What the task asks:
Narrow the data below down to the lines containing "isotherm".

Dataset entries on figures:

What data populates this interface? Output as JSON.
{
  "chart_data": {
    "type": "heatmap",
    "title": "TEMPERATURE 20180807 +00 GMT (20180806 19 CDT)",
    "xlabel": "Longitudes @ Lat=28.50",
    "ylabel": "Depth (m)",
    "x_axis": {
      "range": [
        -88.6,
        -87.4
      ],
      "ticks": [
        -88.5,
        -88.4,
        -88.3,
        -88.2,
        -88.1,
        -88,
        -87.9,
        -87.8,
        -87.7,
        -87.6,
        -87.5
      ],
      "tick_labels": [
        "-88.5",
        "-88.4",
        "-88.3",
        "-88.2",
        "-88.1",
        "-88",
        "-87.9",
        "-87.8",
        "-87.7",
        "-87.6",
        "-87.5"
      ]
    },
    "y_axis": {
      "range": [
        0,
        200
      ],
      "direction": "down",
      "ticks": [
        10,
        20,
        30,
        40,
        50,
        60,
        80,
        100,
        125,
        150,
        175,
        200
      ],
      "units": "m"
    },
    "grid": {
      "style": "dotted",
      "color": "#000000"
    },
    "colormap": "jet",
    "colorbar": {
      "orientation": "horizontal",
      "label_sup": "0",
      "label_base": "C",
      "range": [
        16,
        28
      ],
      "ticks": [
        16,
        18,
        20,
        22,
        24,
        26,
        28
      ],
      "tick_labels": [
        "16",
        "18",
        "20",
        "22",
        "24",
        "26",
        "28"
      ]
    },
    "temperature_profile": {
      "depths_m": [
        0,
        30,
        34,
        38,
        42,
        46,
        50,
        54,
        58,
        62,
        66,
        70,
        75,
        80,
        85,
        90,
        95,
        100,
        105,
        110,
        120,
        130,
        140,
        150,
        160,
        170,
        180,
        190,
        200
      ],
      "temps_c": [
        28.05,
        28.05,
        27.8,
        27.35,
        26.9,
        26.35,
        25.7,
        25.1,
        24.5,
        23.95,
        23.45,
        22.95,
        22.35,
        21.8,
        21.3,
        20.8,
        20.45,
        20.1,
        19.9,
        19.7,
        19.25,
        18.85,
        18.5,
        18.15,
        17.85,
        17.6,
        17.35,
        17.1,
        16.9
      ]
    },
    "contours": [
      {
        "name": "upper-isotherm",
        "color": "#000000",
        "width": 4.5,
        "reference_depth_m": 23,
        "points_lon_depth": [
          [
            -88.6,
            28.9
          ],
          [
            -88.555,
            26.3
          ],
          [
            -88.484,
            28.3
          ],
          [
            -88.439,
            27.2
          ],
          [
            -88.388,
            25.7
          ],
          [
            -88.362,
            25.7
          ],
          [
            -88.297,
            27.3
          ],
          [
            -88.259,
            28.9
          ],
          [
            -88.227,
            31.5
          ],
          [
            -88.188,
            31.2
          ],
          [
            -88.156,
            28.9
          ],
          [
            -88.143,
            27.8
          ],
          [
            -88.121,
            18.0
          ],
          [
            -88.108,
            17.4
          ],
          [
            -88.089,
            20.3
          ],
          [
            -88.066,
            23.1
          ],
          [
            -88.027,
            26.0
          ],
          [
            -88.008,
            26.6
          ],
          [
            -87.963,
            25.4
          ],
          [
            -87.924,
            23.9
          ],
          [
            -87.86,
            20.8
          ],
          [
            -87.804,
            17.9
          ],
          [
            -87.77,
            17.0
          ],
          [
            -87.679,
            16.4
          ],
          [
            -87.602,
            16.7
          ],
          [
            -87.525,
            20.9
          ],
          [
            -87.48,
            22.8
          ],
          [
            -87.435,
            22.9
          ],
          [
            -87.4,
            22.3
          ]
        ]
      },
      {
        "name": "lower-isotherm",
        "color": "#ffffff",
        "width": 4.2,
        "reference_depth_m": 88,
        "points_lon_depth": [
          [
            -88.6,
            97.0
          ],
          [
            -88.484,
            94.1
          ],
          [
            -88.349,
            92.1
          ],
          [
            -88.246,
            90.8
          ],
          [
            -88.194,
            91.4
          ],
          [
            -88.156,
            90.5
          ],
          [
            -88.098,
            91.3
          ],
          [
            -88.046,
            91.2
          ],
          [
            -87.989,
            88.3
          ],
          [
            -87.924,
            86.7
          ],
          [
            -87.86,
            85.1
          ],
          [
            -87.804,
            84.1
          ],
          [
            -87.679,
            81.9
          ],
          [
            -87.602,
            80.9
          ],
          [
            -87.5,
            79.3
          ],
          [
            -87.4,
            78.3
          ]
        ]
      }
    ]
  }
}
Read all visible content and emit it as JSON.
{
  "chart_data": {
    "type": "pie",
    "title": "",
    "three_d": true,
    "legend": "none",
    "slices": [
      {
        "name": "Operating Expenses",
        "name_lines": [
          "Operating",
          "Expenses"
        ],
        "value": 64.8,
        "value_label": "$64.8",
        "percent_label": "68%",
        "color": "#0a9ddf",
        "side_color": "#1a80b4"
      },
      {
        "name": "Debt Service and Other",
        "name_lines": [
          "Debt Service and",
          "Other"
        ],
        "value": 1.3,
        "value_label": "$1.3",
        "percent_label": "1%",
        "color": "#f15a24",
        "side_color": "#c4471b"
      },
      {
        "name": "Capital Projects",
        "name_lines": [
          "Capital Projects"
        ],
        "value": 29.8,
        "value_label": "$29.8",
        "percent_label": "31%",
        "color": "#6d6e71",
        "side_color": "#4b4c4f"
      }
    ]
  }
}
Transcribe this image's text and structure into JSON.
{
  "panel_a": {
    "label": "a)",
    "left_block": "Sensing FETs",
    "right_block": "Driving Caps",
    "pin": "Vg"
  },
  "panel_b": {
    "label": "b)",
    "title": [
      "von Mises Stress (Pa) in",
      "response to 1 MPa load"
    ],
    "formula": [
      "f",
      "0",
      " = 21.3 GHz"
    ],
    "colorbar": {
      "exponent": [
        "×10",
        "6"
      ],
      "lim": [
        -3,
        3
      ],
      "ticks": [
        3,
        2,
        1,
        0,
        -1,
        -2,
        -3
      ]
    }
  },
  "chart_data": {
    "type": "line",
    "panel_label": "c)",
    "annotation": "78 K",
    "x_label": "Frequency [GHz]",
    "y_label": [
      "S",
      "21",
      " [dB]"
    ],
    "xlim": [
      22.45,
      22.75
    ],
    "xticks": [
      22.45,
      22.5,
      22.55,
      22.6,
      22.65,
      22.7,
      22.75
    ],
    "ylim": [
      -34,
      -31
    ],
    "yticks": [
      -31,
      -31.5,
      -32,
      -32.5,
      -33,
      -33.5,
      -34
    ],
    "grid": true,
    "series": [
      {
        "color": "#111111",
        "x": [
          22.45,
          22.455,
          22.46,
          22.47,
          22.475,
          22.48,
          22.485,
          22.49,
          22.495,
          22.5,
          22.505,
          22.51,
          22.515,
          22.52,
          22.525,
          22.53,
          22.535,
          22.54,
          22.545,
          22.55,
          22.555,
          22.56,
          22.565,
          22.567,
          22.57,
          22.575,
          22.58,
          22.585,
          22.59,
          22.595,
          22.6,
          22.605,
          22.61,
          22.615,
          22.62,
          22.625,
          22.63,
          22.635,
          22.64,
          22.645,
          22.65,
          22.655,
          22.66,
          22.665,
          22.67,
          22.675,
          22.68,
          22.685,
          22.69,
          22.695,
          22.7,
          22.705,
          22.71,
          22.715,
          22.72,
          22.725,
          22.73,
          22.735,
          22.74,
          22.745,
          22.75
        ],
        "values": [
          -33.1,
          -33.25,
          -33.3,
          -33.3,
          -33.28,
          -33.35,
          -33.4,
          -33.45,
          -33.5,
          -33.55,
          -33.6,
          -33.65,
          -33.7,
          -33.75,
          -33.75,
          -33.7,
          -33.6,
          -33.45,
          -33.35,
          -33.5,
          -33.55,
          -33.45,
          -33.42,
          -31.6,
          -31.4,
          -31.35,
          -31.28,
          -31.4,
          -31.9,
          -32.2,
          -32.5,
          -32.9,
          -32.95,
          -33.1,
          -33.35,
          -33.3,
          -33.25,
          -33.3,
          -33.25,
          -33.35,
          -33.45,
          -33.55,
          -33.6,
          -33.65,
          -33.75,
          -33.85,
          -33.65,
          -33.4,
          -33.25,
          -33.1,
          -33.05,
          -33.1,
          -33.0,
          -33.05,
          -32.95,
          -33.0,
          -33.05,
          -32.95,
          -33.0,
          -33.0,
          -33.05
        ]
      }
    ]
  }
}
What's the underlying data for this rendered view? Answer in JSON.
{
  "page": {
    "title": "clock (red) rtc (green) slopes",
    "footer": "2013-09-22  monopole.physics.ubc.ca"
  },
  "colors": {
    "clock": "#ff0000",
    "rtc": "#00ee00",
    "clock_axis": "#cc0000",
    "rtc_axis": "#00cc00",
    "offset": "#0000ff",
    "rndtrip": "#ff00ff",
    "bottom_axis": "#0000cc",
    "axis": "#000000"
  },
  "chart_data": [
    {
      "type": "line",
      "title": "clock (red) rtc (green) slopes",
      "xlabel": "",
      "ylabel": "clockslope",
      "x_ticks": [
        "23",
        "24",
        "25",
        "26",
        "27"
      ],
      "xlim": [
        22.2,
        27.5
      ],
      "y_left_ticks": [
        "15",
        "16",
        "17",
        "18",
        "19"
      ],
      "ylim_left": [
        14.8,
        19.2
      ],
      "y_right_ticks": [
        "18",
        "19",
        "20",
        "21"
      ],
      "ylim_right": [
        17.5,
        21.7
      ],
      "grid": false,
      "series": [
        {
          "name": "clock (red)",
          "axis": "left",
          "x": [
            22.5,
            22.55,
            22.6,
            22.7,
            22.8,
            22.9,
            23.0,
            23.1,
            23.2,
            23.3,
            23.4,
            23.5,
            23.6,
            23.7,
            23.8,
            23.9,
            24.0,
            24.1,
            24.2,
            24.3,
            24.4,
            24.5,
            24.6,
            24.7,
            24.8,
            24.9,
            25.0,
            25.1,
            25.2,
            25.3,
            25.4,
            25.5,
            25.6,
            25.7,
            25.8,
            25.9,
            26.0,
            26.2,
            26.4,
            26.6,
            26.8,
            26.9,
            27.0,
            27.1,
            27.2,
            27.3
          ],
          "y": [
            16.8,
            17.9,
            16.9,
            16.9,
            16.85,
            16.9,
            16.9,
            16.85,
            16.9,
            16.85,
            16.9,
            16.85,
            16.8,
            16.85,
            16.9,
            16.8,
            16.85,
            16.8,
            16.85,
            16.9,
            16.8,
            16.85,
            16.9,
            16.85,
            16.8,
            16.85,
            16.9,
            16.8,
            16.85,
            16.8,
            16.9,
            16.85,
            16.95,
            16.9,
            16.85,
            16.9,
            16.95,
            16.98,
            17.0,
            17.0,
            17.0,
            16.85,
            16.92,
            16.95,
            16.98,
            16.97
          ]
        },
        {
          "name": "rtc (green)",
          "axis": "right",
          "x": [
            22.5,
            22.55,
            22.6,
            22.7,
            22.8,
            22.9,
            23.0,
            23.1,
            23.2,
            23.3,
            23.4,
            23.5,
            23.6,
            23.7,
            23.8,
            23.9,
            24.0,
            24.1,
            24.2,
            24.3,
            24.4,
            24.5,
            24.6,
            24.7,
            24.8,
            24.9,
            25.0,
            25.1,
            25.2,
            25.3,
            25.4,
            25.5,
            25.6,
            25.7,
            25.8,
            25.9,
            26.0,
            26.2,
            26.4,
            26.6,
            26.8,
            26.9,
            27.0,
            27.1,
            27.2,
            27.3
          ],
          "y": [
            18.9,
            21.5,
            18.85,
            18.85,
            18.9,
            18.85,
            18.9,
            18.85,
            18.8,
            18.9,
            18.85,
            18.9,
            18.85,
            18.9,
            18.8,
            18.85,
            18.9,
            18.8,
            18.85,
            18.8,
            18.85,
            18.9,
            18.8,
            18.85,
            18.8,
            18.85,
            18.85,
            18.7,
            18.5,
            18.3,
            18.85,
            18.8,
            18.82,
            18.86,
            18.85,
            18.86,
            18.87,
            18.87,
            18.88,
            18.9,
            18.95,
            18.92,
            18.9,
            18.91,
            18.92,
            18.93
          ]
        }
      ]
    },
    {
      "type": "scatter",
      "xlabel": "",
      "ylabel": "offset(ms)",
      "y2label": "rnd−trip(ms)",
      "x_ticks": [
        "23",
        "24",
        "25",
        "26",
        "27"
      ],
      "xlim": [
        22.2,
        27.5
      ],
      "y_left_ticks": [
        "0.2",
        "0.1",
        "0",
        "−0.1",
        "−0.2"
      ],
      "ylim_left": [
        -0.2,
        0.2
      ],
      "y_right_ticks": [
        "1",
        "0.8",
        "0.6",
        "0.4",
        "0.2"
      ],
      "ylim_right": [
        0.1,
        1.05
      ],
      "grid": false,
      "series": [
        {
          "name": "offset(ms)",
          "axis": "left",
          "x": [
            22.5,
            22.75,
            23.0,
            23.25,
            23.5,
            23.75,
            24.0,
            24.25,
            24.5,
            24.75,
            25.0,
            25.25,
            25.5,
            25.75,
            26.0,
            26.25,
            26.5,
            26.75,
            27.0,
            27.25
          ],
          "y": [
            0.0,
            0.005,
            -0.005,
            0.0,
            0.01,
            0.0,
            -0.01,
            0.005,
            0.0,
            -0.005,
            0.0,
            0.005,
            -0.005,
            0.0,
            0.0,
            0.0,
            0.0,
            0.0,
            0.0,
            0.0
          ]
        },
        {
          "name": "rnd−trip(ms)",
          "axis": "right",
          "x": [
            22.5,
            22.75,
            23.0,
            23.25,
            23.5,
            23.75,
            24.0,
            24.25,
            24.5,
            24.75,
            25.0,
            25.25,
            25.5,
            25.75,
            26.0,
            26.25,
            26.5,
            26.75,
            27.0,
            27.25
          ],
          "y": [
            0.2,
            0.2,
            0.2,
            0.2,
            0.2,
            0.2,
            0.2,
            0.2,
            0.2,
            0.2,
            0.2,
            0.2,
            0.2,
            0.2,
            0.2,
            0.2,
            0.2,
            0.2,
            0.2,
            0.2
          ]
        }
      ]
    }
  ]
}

Result of the exercise:
        "name": "upper-isotherm",
        "name": "lower-isotherm",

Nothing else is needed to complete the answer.